*** DATA FOR THIS EXERCISE

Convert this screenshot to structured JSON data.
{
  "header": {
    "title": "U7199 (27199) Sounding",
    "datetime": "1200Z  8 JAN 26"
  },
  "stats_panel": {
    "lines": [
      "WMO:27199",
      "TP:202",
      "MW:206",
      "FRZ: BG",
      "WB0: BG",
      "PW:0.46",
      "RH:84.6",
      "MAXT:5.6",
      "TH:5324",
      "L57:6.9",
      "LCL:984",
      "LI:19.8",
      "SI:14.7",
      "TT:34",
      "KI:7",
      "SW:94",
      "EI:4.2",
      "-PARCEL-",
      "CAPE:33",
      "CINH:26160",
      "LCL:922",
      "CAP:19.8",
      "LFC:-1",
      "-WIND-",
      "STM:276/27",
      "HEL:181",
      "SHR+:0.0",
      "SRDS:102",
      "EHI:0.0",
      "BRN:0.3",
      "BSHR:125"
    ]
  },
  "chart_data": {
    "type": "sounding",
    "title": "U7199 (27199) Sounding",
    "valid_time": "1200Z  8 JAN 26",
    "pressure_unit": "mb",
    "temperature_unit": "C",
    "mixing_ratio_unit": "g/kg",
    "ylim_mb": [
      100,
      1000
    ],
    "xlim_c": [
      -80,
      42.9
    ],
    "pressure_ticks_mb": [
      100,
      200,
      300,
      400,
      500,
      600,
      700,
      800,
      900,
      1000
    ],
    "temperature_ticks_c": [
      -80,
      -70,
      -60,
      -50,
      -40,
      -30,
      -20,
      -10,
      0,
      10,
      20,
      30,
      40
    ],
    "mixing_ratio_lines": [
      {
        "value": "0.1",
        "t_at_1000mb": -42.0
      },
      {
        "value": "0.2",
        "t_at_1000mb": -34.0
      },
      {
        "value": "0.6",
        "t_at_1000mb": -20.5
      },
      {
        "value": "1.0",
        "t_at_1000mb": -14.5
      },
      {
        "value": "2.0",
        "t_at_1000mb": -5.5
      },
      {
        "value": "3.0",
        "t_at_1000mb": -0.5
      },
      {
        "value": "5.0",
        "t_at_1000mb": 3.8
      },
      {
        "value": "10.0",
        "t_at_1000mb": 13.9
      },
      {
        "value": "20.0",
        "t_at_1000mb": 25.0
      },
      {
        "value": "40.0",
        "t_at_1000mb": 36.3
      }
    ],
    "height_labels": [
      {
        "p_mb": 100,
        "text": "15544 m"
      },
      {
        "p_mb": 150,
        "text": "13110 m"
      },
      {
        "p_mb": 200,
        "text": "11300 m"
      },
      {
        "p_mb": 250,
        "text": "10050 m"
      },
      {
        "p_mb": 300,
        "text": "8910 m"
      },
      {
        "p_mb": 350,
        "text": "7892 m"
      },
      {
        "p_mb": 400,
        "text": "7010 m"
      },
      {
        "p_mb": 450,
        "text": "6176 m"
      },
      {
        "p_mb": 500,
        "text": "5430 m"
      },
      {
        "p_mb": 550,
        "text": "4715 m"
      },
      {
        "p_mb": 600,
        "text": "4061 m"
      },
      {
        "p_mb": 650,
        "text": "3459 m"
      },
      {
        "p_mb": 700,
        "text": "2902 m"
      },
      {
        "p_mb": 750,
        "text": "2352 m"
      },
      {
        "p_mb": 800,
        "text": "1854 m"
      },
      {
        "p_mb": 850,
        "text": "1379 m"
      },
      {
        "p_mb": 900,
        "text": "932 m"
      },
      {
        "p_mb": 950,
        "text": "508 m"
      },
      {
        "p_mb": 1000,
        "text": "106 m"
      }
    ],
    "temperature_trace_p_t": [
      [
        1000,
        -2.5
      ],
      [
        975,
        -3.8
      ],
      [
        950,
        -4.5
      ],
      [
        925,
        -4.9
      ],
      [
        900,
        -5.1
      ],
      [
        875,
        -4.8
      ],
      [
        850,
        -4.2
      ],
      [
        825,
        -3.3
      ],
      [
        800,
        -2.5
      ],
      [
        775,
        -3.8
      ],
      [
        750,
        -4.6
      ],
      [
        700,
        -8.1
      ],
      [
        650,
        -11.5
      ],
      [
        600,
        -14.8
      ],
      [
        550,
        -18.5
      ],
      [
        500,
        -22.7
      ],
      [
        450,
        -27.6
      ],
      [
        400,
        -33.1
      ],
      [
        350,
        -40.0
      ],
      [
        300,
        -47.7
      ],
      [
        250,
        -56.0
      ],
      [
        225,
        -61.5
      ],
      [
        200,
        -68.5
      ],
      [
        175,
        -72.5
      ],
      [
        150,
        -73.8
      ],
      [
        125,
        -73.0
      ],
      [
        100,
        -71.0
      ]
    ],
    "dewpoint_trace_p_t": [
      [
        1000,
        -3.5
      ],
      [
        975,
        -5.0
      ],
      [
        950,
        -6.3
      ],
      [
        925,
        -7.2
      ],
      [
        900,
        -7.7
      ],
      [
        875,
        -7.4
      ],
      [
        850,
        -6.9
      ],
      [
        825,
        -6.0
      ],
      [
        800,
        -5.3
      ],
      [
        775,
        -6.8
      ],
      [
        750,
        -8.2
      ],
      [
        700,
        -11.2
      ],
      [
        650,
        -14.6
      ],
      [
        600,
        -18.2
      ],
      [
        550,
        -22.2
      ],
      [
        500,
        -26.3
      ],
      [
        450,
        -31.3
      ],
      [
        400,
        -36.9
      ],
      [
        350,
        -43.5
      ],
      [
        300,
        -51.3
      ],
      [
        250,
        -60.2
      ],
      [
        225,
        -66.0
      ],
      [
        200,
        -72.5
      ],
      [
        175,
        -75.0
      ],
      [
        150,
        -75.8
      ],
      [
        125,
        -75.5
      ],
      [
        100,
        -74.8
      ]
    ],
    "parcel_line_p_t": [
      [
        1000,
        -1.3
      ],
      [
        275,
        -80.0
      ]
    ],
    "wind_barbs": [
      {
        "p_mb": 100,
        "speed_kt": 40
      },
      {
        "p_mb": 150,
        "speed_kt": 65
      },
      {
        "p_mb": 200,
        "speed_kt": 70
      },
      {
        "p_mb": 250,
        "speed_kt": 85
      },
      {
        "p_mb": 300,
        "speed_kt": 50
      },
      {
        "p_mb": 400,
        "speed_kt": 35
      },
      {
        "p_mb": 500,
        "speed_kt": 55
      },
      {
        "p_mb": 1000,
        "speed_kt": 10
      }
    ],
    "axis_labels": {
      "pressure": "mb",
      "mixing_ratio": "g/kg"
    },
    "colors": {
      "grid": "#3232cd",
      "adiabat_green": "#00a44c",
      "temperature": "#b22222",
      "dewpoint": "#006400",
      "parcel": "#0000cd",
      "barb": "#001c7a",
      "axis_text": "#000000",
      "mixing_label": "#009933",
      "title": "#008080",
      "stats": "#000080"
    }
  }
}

******

WRITTEN TASK
Find every line that has "value" in it, then return those lines.

WRITTEN SOLUTION
        "value": "0.1",
        "value": "0.2",
        "value": "0.6",
        "value": "1.0",
        "value": "2.0",
        "value": "3.0",
        "value": "5.0",
        "value": "10.0",
        "value": "20.0",
        "value": "40.0",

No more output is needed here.